(Extracted records)
⁂

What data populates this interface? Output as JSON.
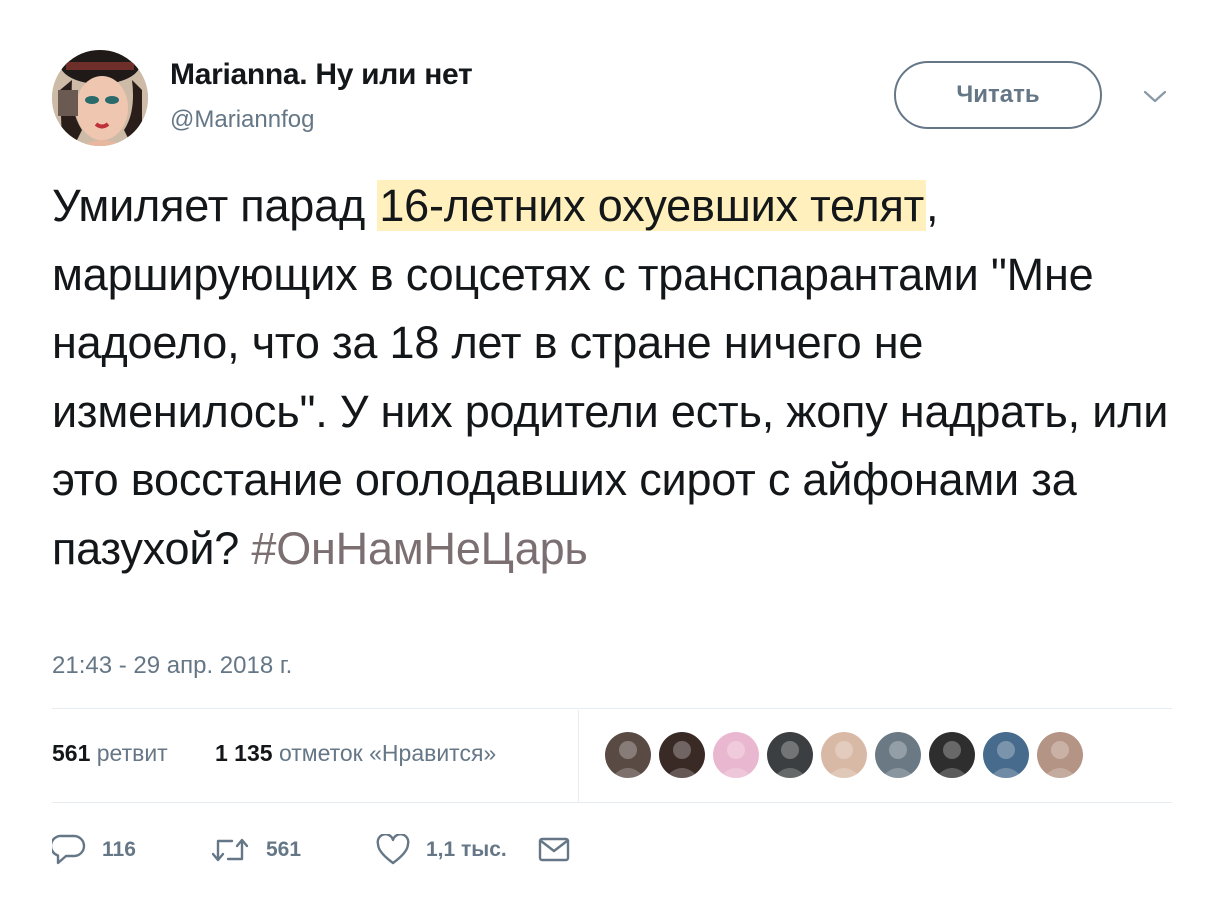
{
  "user": {
    "display_name": "Marianna. Ну или нет",
    "handle": "@Mariannfog"
  },
  "follow_label": "Читать",
  "tweet": {
    "text_before": "Умиляет парад ",
    "text_highlighted": "16-летних охуевших телят",
    "text_after": ", марширующих в соцсетях с транспарантами \"Мне надоело, что за 18 лет в стране ничего не изменилось\". У них родители есть, жопу надрать, или это восстание оголодавших сирот с айфонами за пазухой? ",
    "hashtag": "#ОнНамНеЦарь",
    "timestamp": "21:43 - 29 апр. 2018 г."
  },
  "stats": {
    "retweets_count": "561",
    "retweets_label": "ретвит",
    "likes_count": "1 135",
    "likes_label": "отметок «Нравится»"
  },
  "likers": [
    {
      "name": "liker-1",
      "color": "#5a4a44"
    },
    {
      "name": "liker-2",
      "color": "#3a2a26"
    },
    {
      "name": "liker-3",
      "color": "#e9b7cf"
    },
    {
      "name": "liker-4",
      "color": "#3c3f41"
    },
    {
      "name": "liker-5",
      "color": "#d8b9a5"
    },
    {
      "name": "liker-6",
      "color": "#6a7984"
    },
    {
      "name": "liker-7",
      "color": "#2e2e2e"
    },
    {
      "name": "liker-8",
      "color": "#476b8c"
    },
    {
      "name": "liker-9",
      "color": "#b49484"
    }
  ],
  "actions": {
    "reply_count": "116",
    "retweet_count": "561",
    "like_count": "1,1 тыс."
  },
  "colors": {
    "highlight": "#fff0bd",
    "hashtag": "#7b6f72",
    "secondary": "#657786",
    "divider": "#e6ecf0"
  }
}
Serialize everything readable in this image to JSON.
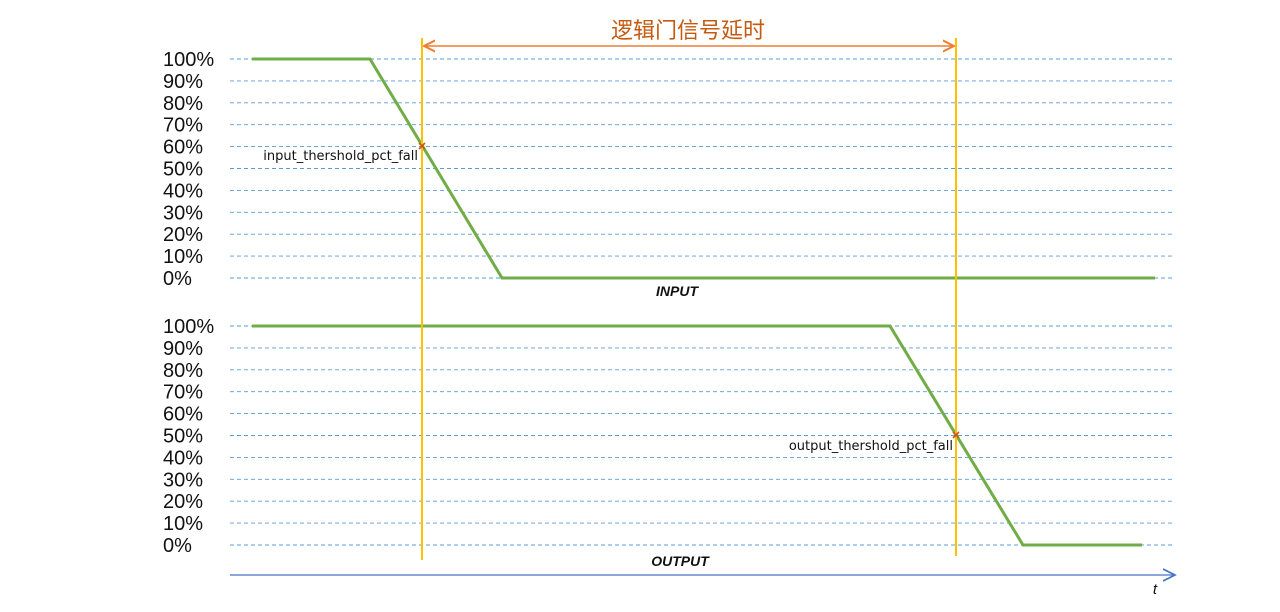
{
  "title": "逻辑门信号延时",
  "colors": {
    "signal": "#70ad47",
    "marker_line": "#ffc000",
    "grid": "#5b9bd5",
    "arrow": "#ed7d31",
    "title": "#c55a11",
    "axis": "#4472c4",
    "point": "#c55a11"
  },
  "y_ticks": [
    "100%",
    "90%",
    "80%",
    "70%",
    "60%",
    "50%",
    "40%",
    "30%",
    "20%",
    "10%",
    "0%"
  ],
  "input_panel": {
    "label": "INPUT",
    "threshold_label": "input_thershold_pct_fall",
    "threshold_pct": 60,
    "waveform_pct": [
      100,
      100,
      0,
      0
    ]
  },
  "output_panel": {
    "label": "OUTPUT",
    "threshold_label": "output_thershold_pct_fall",
    "threshold_pct": 50,
    "waveform_pct": [
      100,
      100,
      0,
      0
    ]
  },
  "time_axis_label": "t"
}
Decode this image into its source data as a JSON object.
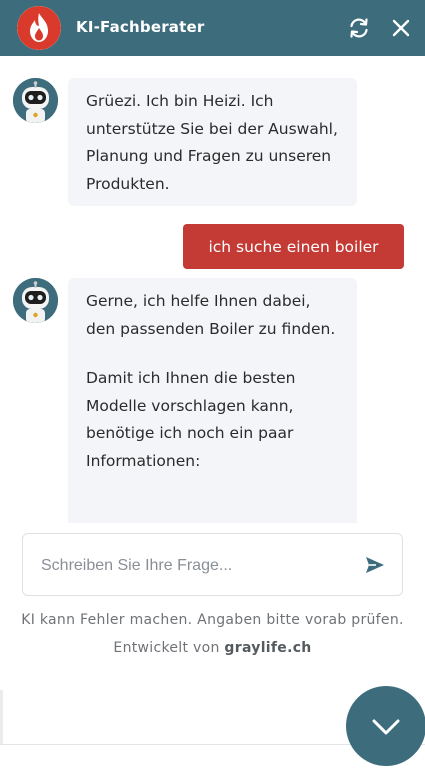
{
  "header": {
    "title": "KI-Fachberater",
    "icons": {
      "logo": "flame-logo-icon",
      "refresh": "refresh-icon",
      "close": "close-icon"
    }
  },
  "messages": [
    {
      "sender": "bot",
      "paragraphs": [
        "Grüezi. Ich bin Heizi. Ich unterstütze Sie bei der Auswahl, Planung und Fragen zu unseren Produkten."
      ]
    },
    {
      "sender": "user",
      "text": "ich suche einen boiler"
    },
    {
      "sender": "bot",
      "paragraphs": [
        "Gerne, ich helfe Ihnen dabei, den passenden Boiler zu finden.",
        "Damit ich Ihnen die besten Modelle vorschlagen kann, benötige ich noch ein paar Informationen:"
      ]
    }
  ],
  "input": {
    "placeholder": "Schreiben Sie Ihre Frage...",
    "value": ""
  },
  "footer": {
    "disclaimer": "KI kann Fehler machen. Angaben bitte vorab prüfen.",
    "credit_prefix": "Entwickelt von",
    "credit_brand": "graylife.ch"
  },
  "colors": {
    "header": "#3d6d7d",
    "user_bubble": "#c43b36",
    "bot_bubble": "#f4f5f9",
    "logo_flame": "#d93a2b"
  },
  "fab_icon": "chevron-down-icon"
}
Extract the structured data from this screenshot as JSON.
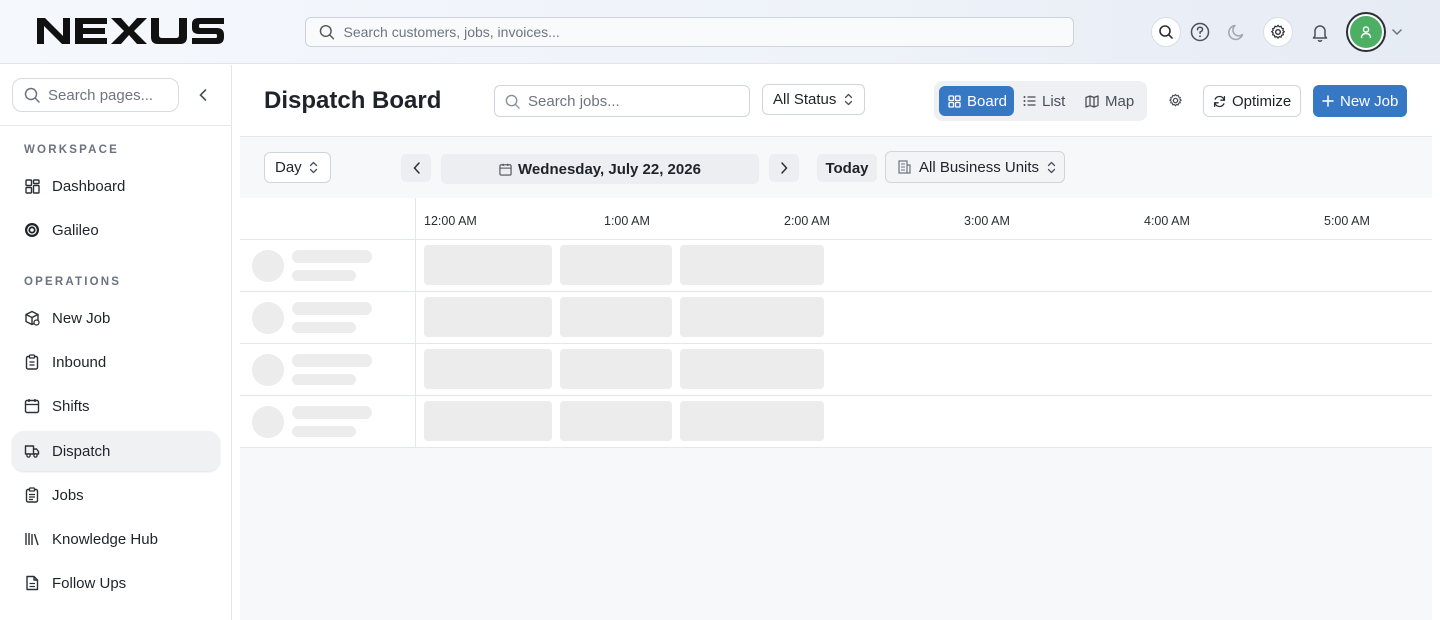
{
  "app": {
    "name": "NEXUS"
  },
  "topbar": {
    "search_placeholder": "Search customers, jobs, invoices...",
    "icons": [
      "search-icon",
      "help-icon",
      "moon-icon",
      "gear-icon",
      "bell-icon",
      "user-icon",
      "chevron-down-icon"
    ],
    "avatar_color": "#4caf63"
  },
  "sidebar": {
    "search_placeholder": "Search pages...",
    "sections": [
      {
        "label": "WORKSPACE"
      },
      {
        "label": "OPERATIONS"
      }
    ],
    "items": [
      {
        "label": "Dashboard",
        "icon": "grid-icon"
      },
      {
        "label": "Galileo",
        "icon": "galileo-icon"
      },
      {
        "label": "New Job",
        "icon": "box-icon"
      },
      {
        "label": "Inbound",
        "icon": "clipboard-icon"
      },
      {
        "label": "Shifts",
        "icon": "calendar-icon"
      },
      {
        "label": "Dispatch",
        "icon": "truck-icon",
        "active": true
      },
      {
        "label": "Jobs",
        "icon": "clipboard-list-icon"
      },
      {
        "label": "Knowledge Hub",
        "icon": "library-icon"
      },
      {
        "label": "Follow Ups",
        "icon": "file-icon"
      }
    ]
  },
  "main": {
    "title": "Dispatch Board",
    "job_search_placeholder": "Search jobs...",
    "status_select": "All Status",
    "views": [
      {
        "label": "Board",
        "icon": "grid-icon",
        "active": true
      },
      {
        "label": "List",
        "icon": "list-icon"
      },
      {
        "label": "Map",
        "icon": "map-icon"
      }
    ],
    "optimize_label": "Optimize",
    "new_job_label": "New Job",
    "accent_color": "#3778c4",
    "toolbar": {
      "range_select": "Day",
      "date": "Wednesday, July 22, 2026",
      "today_label": "Today",
      "business_unit_select": "All Business Units"
    },
    "hours": [
      "12:00 AM",
      "1:00 AM",
      "2:00 AM",
      "3:00 AM",
      "4:00 AM",
      "5:00 AM"
    ],
    "loading_rows": 4
  }
}
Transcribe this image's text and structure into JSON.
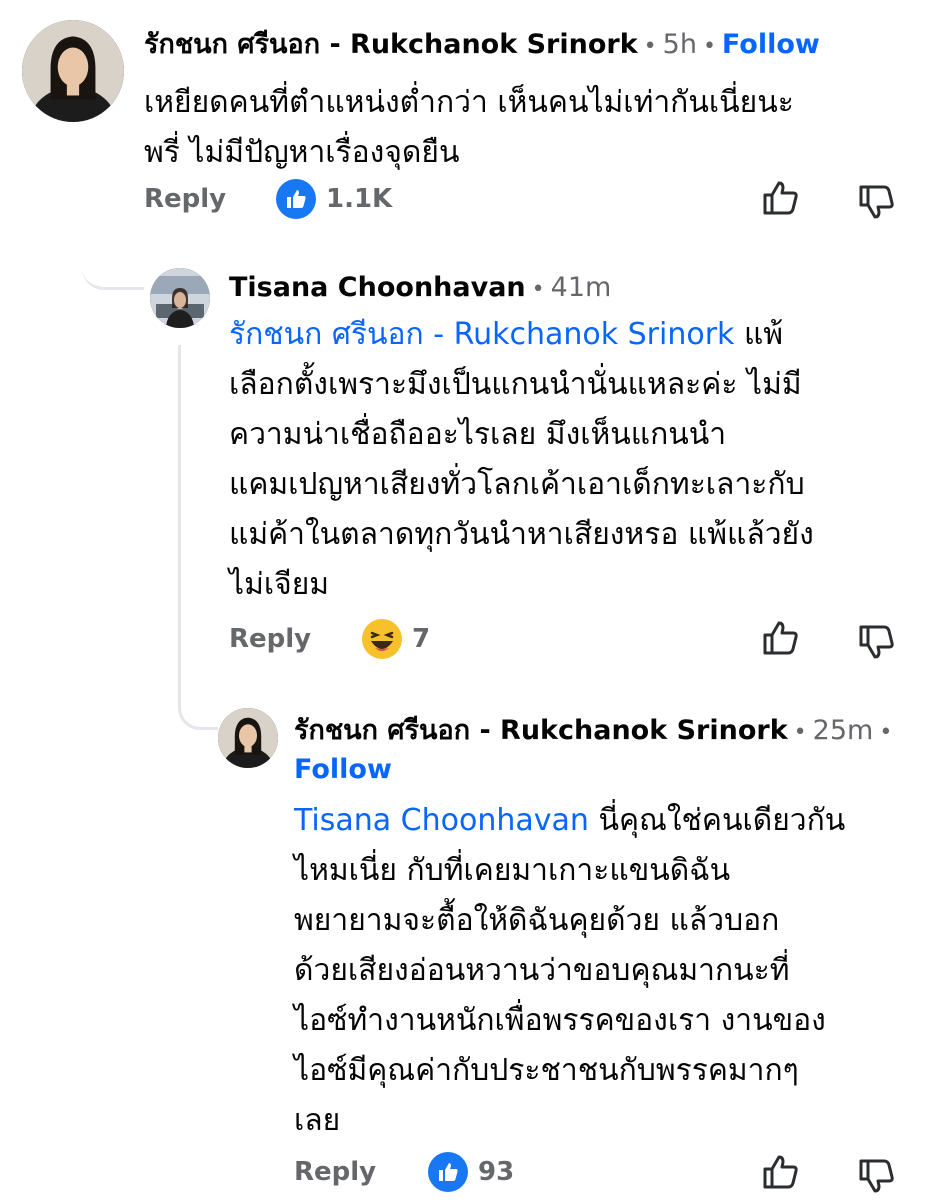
{
  "comments": [
    {
      "author": "รักชนก ศรีนอก - Rukchanok Srinork",
      "time": "5h",
      "follow": "Follow",
      "text_lines": [
        "เหยียดคนที่ตำแหน่งต่ำกว่า เห็นคนไม่เท่ากันเนี่ยนะ",
        "พรี่ ไม่มีปัญหาเรื่องจุดยืน"
      ],
      "reply_label": "Reply",
      "reaction_count": "1.1K",
      "reaction_type": "like"
    },
    {
      "author": "Tisana Choonhavan",
      "time": "41m",
      "mention": "รักชนก ศรีนอก - Rukchanok Srinork",
      "text_first_rest": " แพ้",
      "text_lines": [
        "เลือกตั้งเพราะมึงเป็นแกนนำนั่นแหละค่ะ ไม่มี",
        "ความน่าเชื่อถืออะไรเลย มึงเห็นแกนนำ",
        "แคมเปญหาเสียงทั่วโลกเค้าเอาเด็กทะเลาะกับ",
        "แม่ค้าในตลาดทุกวันนำหาเสียงหรอ แพ้แล้วยัง",
        "ไม่เจียม"
      ],
      "reply_label": "Reply",
      "reaction_count": "7",
      "reaction_type": "haha"
    },
    {
      "author": "รักชนก ศรีนอก - Rukchanok Srinork",
      "time": "25m",
      "follow": "Follow",
      "mention": "Tisana Choonhavan",
      "text_first_rest": " นี่คุณใช่คนเดียวกัน",
      "text_lines": [
        "ไหมเนี่ย กับที่เคยมาเกาะแขนดิฉัน",
        "พยายามจะตื้อให้ดิฉันคุยด้วย แล้วบอก",
        "ด้วยเสียงอ่อนหวานว่าขอบคุณมากนะที่",
        "ไอซ์ทำงานหนักเพื่อพรรคของเรา งานของ",
        "ไอซ์มีคุณค่ากับประชาชนกับพรรคมากๆ",
        "เลย"
      ],
      "reply_label": "Reply",
      "reaction_count": "93",
      "reaction_type": "like"
    }
  ],
  "colors": {
    "link": "#0866ff",
    "meta": "#65676b",
    "text": "#050505",
    "thread": "#e4e6eb"
  },
  "icons": {
    "like_button": "thumbs-up-outline-icon",
    "dislike_button": "thumbs-down-outline-icon",
    "like_reaction": "like-reaction-icon",
    "haha_reaction": "haha-reaction-icon"
  }
}
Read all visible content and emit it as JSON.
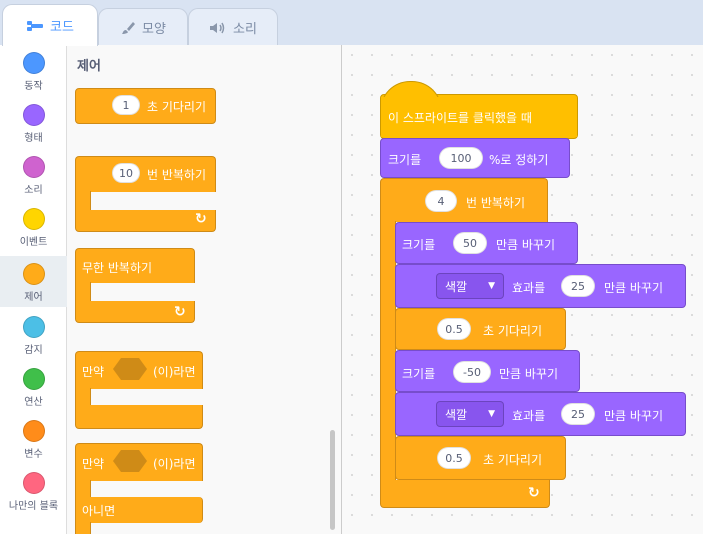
{
  "tabs": [
    {
      "label": "코드"
    },
    {
      "label": "모양"
    },
    {
      "label": "소리"
    }
  ],
  "categories": [
    {
      "label": "동작",
      "color": "#4c97ff"
    },
    {
      "label": "형태",
      "color": "#9966ff"
    },
    {
      "label": "소리",
      "color": "#cf63cf"
    },
    {
      "label": "이벤트",
      "color": "#ffd500"
    },
    {
      "label": "제어",
      "color": "#ffab19"
    },
    {
      "label": "감지",
      "color": "#4cbfe6"
    },
    {
      "label": "연산",
      "color": "#40bf4a"
    },
    {
      "label": "변수",
      "color": "#ff8c1a"
    },
    {
      "label": "나만의 블록",
      "color": "#ff6680"
    }
  ],
  "palette": {
    "title": "제어",
    "wait": {
      "value": "1",
      "label": "초 기다리기"
    },
    "repeat": {
      "value": "10",
      "label": "번 반복하기"
    },
    "forever": {
      "label": "무한 반복하기"
    },
    "if_then": {
      "prefix": "만약",
      "suffix": "(이)라면"
    },
    "if_else": {
      "prefix": "만약",
      "suffix": "(이)라면",
      "else": "아니면"
    }
  },
  "script": {
    "hat": "이 스프라이트를 클릭했을 때",
    "set_size": {
      "prefix": "크기를",
      "value": "100",
      "suffix": "%로 정하기"
    },
    "repeat": {
      "value": "4",
      "label": "번 반복하기"
    },
    "change_size_1": {
      "prefix": "크기를",
      "value": "50",
      "suffix": "만큼 바꾸기"
    },
    "change_effect_1": {
      "effect": "색깔",
      "middle": "효과를",
      "value": "25",
      "suffix": "만큼 바꾸기"
    },
    "wait_1": {
      "value": "0.5",
      "label": "초 기다리기"
    },
    "change_size_2": {
      "prefix": "크기를",
      "value": "-50",
      "suffix": "만큼 바꾸기"
    },
    "change_effect_2": {
      "effect": "색깔",
      "middle": "효과를",
      "value": "25",
      "suffix": "만큼 바꾸기"
    },
    "wait_2": {
      "value": "0.5",
      "label": "초 기다리기"
    }
  },
  "icons": {
    "code_tab": "code-icon",
    "costume_tab": "brush-icon",
    "sound_tab": "speaker-icon",
    "loop_arrow": "loop-arrow-icon",
    "dropdown": "caret-down-icon"
  }
}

⁂

#### [THE TASK]
Of all the lines in the entries, how many contain the word "Dispatch"? Give only the number.

#### [FINAL RESULT]
2